[Begin]

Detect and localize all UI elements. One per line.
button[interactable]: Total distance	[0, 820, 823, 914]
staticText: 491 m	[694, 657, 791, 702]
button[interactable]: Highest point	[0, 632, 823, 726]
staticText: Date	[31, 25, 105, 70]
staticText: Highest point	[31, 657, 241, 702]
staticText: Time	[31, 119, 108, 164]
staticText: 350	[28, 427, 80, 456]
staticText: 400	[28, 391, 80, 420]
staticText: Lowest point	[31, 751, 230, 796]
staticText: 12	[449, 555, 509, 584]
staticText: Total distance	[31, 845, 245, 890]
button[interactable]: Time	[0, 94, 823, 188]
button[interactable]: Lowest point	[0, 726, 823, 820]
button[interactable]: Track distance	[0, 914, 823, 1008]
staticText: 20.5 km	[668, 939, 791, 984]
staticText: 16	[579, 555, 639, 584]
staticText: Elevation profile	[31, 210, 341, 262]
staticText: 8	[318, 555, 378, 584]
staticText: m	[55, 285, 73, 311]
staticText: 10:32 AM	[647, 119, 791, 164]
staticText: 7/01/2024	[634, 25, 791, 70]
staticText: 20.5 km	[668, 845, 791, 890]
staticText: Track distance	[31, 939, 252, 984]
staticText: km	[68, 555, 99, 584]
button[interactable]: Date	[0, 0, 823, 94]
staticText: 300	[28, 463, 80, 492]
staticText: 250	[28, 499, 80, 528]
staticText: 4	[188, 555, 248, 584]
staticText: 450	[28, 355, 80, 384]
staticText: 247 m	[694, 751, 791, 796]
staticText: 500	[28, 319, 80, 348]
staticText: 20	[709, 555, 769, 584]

[End]

Copy out the record above line for line, keeping every character, tab and number unchanged.

• **WORKED SOLUTION**
Detect and localize all UI elements. One per line.
button[interactable]: Total distance	[0, 820, 823, 914]
staticText: 491 m	[694, 657, 791, 702]
button[interactable]: Highest point	[0, 632, 823, 726]
staticText: Date	[31, 25, 105, 70]
staticText: Highest point	[31, 657, 241, 702]
staticText: Time	[31, 119, 108, 164]
staticText: 350	[28, 427, 80, 456]
staticText: 400	[28, 391, 80, 420]
staticText: Lowest point	[31, 751, 230, 796]
staticText: 12	[449, 555, 509, 584]
staticText: Total distance	[31, 845, 245, 890]
button[interactable]: Time	[0, 94, 823, 188]
button[interactable]: Lowest point	[0, 726, 823, 820]
button[interactable]: Track distance	[0, 914, 823, 1008]
staticText: 20.5 km	[668, 939, 791, 984]
staticText: 16	[579, 555, 639, 584]
staticText: Elevation profile	[31, 210, 341, 262]
staticText: 8	[318, 555, 378, 584]
staticText: m	[55, 285, 73, 311]
staticText: 10:32 AM	[647, 119, 791, 164]
staticText: 7/01/2024	[634, 25, 791, 70]
staticText: 20.5 km	[668, 845, 791, 890]
staticText: Track distance	[31, 939, 252, 984]
staticText: km	[68, 555, 99, 584]
button[interactable]: Date	[0, 0, 823, 94]
staticText: 300	[28, 463, 80, 492]
staticText: 250	[28, 499, 80, 528]
staticText: 4	[188, 555, 248, 584]
staticText: 450	[28, 355, 80, 384]
staticText: 247 m	[694, 751, 791, 796]
staticText: 500	[28, 319, 80, 348]
staticText: 20	[709, 555, 769, 584]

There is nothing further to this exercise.